Copy every line of the entries that includes the word "data".

··········

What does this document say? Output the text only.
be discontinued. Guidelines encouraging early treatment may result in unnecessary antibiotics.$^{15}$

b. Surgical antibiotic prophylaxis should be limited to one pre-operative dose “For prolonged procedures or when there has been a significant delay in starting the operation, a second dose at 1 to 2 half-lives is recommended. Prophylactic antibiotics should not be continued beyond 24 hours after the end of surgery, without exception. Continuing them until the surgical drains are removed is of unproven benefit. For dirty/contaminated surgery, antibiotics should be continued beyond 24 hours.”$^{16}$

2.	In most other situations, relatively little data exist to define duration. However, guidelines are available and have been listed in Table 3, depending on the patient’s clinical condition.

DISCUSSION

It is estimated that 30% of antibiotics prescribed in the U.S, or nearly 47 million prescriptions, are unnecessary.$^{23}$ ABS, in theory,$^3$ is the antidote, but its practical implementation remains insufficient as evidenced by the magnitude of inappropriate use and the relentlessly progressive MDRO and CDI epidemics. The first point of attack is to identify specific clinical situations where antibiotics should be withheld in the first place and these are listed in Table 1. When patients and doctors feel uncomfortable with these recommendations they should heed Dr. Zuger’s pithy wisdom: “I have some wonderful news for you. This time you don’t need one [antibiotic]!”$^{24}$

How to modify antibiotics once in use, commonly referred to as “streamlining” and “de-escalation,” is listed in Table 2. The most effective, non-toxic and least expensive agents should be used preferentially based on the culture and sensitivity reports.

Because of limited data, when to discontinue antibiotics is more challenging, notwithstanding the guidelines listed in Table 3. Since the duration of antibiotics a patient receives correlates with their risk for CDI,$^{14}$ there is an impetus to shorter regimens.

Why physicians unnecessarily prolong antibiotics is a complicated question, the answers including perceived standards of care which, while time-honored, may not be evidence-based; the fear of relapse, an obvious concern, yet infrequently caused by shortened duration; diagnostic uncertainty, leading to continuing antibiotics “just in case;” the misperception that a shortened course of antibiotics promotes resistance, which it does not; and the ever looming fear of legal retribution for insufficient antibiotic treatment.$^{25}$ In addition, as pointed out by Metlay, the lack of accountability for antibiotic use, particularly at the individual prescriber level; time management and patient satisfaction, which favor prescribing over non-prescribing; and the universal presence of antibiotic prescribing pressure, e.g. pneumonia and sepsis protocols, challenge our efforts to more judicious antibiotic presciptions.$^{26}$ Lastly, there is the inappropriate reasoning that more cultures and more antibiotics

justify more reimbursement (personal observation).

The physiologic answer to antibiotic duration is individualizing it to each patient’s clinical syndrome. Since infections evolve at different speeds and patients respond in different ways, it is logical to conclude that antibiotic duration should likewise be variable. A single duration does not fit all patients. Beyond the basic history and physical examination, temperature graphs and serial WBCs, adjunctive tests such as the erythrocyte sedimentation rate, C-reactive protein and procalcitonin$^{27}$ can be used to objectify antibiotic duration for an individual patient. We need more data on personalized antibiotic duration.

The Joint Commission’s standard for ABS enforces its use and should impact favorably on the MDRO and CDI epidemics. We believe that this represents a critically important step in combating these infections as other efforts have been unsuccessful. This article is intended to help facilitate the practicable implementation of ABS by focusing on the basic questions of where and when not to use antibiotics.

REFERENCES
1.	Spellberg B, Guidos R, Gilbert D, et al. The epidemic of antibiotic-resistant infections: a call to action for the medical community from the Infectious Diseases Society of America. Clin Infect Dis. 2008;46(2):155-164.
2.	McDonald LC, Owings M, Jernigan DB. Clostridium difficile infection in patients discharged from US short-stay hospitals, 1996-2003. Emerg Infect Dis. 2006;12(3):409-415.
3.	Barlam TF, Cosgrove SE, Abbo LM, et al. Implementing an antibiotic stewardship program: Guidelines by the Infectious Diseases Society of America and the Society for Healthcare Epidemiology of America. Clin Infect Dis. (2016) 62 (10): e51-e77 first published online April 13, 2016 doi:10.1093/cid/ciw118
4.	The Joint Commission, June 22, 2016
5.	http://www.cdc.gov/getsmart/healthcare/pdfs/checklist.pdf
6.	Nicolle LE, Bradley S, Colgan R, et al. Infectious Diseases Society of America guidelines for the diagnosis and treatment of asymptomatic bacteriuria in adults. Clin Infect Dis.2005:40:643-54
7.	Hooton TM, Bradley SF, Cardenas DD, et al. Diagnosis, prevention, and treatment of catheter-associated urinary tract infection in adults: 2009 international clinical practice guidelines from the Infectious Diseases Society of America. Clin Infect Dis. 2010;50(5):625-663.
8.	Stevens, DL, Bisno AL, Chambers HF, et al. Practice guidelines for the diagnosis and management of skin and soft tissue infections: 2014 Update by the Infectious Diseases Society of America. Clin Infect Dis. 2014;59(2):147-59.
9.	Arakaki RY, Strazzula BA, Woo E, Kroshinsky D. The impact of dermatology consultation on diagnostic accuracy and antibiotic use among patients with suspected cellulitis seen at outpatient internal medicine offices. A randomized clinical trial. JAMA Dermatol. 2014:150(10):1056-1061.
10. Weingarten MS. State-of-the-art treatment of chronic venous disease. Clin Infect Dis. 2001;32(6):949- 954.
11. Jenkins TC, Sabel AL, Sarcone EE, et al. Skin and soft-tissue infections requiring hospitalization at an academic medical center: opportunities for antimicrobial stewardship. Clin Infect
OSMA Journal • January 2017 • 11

··········

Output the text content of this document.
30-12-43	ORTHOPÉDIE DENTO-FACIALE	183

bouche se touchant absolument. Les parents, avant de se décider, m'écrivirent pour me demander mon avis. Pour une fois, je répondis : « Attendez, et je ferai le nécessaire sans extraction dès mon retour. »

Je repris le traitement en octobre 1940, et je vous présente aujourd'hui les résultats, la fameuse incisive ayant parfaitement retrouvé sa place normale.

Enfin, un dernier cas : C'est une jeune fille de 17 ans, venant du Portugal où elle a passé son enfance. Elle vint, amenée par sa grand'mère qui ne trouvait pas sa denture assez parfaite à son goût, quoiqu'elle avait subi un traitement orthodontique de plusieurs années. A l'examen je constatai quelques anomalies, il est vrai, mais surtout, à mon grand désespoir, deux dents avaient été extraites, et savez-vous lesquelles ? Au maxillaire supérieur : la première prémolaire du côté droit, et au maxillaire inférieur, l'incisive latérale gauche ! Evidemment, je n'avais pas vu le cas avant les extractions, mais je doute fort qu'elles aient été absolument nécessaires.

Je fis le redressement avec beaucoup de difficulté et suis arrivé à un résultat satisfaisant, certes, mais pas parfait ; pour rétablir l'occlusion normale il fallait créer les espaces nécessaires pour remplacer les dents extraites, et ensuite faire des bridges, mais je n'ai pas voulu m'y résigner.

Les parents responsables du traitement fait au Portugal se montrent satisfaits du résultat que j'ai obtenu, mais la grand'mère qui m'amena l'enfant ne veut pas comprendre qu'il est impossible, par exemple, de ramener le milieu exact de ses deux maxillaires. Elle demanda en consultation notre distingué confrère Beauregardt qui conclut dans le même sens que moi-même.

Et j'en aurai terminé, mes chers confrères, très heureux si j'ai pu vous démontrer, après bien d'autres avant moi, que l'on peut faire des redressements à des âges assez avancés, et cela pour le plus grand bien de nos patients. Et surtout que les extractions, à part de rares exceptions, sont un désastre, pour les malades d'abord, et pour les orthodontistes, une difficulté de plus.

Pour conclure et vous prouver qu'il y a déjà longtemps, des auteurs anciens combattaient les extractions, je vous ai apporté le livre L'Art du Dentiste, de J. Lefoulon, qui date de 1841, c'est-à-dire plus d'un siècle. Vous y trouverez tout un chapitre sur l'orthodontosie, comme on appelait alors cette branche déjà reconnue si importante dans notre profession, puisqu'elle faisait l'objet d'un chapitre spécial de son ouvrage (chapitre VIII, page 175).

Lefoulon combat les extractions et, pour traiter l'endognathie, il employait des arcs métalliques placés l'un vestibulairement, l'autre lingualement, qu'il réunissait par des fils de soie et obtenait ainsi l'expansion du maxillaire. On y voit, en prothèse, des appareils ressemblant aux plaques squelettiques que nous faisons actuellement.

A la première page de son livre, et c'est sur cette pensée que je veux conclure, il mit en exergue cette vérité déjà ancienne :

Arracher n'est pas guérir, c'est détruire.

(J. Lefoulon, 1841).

··········

PROBLEM SOLUTION ::
2.	In most other situations, relatively little data exist to define duration. However, guidelines are available and have been listed in Table 3, depending on the patient’s clinical condition.
Because of limited data, when to discontinue antibiotics is more challenging, notwithstanding the guidelines listed in Table 3. Since the duration of antibiotics a patient receives correlates with their risk for CDI,$^{14}$ there is an impetus to shorter regimens.
The physiologic answer to antibiotic duration is individualizing it to each patient’s clinical syndrome. Since infections evolve at different speeds and patients respond in different ways, it is logical to conclude that antibiotic duration should likewise be variable. A single duration does not fit all patients. Beyond the basic history and physical examination, temperature graphs and serial WBCs, adjunctive tests such as the erythrocyte sedimentation rate, C-reactive protein and procalcitonin$^{27}$ can be used to objectify antibiotic duration for an individual patient. We need more data on personalized antibiotic duration.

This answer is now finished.